* Begin Dataset content *

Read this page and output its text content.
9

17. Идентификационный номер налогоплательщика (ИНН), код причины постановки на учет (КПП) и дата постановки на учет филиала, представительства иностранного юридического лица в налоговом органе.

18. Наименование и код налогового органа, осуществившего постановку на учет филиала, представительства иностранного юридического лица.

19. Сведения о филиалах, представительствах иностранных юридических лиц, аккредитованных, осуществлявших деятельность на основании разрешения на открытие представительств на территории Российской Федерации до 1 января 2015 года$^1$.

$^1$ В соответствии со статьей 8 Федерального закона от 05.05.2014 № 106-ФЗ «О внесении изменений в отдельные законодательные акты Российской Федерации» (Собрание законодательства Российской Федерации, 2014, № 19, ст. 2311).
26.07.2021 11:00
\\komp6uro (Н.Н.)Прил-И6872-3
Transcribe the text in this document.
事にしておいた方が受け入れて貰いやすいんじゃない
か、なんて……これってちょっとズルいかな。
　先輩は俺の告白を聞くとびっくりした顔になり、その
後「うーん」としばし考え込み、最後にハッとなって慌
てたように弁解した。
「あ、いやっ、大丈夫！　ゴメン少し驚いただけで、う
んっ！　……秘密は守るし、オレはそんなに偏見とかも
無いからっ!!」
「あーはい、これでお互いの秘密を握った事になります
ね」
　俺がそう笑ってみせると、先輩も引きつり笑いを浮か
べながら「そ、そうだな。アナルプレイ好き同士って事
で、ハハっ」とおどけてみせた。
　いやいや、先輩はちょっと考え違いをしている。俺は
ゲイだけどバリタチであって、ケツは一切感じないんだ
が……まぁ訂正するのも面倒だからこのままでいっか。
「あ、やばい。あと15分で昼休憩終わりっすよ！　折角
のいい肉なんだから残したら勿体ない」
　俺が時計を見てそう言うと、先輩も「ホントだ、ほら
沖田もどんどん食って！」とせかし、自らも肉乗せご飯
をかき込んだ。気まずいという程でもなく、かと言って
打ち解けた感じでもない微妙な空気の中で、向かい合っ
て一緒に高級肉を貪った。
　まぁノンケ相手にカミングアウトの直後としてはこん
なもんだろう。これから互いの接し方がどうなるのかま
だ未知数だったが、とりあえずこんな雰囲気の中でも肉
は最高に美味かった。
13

* End Dataset content *

**Task instructions**
What is the number of lines in the listing that contain the string "юридического"? Reply with that number alone.

**Reply**
2